● **What is needed**:
Return the lines below that carry the word "Totals".
::: Provided material :::
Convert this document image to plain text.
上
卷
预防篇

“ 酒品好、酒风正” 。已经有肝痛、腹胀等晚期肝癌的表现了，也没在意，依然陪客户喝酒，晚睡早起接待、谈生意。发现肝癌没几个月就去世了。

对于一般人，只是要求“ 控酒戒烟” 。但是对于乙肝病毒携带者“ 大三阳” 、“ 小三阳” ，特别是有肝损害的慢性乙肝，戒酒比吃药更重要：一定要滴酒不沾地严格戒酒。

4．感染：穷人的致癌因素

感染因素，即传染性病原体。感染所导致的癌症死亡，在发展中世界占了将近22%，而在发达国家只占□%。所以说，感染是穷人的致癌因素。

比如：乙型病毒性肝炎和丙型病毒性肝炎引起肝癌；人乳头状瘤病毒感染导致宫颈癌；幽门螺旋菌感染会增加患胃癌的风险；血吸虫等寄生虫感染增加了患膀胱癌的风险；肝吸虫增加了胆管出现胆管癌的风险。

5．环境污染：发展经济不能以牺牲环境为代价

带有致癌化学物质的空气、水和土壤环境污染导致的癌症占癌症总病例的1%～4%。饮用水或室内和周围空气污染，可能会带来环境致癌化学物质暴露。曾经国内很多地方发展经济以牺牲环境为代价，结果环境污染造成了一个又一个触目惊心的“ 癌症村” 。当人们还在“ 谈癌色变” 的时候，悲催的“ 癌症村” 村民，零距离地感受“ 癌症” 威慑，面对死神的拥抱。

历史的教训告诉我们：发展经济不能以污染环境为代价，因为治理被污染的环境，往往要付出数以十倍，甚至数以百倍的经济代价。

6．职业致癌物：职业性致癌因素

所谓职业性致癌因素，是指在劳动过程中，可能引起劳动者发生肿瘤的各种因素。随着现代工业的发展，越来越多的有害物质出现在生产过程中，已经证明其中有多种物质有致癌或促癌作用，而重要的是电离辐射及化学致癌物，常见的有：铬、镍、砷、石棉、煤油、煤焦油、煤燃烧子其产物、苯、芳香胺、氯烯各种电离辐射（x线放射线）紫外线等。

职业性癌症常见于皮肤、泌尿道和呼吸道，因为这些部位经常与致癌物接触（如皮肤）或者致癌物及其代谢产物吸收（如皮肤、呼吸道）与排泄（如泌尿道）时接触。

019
:::
::: Provided material :::
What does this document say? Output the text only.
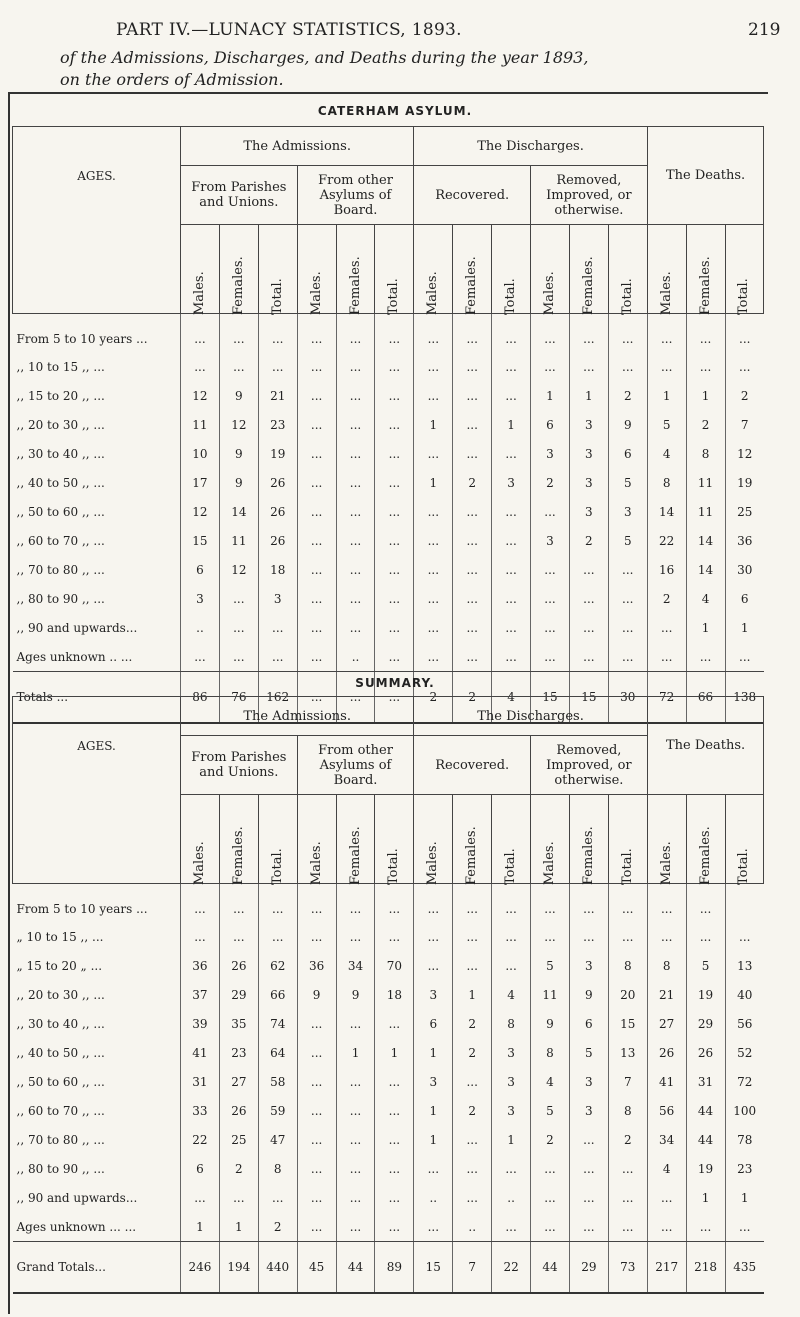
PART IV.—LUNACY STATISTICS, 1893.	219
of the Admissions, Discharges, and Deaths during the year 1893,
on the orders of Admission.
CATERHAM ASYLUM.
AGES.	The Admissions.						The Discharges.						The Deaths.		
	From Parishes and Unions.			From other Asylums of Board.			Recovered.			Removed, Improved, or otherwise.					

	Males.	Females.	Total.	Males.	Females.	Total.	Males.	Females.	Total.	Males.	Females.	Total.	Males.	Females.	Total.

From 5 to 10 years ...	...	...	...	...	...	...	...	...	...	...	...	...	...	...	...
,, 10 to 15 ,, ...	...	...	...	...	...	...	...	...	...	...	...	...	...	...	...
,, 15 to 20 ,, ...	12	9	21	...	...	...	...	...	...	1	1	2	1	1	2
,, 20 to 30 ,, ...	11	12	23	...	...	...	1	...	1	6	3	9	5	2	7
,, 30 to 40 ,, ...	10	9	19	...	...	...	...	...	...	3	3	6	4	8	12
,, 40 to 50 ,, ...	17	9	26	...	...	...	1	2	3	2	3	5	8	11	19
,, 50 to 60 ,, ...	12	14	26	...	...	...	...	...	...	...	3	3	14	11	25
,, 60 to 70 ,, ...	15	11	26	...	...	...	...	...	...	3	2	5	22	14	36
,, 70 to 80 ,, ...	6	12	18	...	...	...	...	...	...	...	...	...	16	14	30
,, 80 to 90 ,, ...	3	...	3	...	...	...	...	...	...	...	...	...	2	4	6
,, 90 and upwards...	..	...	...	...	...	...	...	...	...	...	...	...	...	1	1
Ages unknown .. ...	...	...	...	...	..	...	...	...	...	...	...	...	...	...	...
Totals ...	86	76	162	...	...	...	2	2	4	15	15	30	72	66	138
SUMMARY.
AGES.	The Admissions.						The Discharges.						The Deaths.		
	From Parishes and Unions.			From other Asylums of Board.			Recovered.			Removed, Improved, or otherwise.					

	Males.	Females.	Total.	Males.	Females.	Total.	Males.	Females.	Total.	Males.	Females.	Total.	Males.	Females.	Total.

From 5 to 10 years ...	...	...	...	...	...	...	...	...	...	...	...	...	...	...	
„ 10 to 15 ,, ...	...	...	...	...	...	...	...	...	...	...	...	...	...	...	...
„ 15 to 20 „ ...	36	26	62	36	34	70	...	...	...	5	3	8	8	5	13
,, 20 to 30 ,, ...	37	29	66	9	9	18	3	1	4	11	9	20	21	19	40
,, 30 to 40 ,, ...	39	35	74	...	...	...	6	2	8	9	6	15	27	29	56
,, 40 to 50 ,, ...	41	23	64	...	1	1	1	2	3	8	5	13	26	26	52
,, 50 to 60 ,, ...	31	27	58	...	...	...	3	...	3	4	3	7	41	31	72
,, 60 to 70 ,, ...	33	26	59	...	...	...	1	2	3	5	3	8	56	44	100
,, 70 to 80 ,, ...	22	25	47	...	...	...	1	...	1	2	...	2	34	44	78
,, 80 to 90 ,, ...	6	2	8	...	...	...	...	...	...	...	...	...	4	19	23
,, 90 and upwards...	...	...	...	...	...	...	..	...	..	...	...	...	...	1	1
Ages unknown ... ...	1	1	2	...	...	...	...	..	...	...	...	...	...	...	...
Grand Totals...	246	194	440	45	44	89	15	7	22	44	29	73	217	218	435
:::
● **Answer to this problem**:
Totals ...	86	76	162	...	...	...	2	2	4	15	15	30	72	66	138
Grand Totals...	246	194	440	45	44	89	15	7	22	44	29	73	217	218	435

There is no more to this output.